GIVEN REQUEST:
In the listing below, find every line with the string "WAIST" and pull it out.

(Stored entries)
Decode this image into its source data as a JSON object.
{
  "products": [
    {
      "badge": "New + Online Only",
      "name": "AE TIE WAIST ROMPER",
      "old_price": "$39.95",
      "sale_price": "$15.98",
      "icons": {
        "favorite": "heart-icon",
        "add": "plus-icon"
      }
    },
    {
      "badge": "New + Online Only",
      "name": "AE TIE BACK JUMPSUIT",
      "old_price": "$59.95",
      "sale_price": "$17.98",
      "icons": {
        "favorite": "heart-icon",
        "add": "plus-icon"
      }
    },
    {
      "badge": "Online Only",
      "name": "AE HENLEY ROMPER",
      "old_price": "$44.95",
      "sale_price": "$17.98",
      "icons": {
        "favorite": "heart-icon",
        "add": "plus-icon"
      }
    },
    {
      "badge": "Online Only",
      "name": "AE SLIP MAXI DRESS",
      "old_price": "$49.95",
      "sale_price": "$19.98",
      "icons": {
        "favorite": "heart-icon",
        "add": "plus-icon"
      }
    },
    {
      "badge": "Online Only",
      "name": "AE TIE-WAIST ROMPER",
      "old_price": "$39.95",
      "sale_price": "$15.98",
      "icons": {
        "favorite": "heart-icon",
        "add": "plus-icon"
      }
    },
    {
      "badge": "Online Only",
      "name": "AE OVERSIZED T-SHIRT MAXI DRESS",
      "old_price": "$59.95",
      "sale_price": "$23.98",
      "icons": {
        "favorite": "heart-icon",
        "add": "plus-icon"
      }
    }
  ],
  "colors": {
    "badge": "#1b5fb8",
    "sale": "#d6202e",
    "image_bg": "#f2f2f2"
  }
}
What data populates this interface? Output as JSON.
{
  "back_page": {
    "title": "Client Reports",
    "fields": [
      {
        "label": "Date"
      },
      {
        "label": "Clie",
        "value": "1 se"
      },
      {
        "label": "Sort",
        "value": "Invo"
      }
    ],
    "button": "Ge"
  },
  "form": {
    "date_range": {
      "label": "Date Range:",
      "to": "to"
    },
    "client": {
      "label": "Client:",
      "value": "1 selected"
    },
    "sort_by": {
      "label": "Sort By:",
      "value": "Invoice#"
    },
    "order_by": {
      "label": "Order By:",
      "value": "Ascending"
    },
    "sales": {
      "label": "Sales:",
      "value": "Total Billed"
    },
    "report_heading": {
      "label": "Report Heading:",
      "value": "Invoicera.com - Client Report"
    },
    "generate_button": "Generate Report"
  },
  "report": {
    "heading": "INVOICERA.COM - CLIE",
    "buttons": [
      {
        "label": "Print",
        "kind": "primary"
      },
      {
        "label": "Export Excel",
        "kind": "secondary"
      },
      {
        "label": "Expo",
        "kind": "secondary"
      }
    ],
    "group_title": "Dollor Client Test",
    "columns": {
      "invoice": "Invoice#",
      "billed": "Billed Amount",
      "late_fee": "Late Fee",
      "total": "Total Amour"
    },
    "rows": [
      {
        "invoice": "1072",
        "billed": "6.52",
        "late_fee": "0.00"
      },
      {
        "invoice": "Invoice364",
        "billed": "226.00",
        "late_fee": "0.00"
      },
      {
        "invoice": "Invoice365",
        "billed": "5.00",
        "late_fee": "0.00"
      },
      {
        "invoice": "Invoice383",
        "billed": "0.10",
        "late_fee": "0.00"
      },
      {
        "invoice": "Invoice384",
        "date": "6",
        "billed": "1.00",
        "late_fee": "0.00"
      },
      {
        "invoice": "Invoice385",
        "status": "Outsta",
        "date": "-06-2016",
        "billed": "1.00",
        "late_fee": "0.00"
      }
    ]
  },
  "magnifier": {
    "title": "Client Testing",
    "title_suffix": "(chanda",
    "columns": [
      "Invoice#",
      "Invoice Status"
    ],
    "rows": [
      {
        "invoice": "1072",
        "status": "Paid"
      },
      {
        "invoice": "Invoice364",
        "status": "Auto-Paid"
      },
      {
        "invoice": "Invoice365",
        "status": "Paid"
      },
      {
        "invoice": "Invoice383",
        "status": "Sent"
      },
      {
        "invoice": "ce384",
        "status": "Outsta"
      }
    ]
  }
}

ANSWER TO THE PROBLEM:
      "name": "AE TIE WAIST ROMPER",
      "name": "AE TIE-WAIST ROMPER",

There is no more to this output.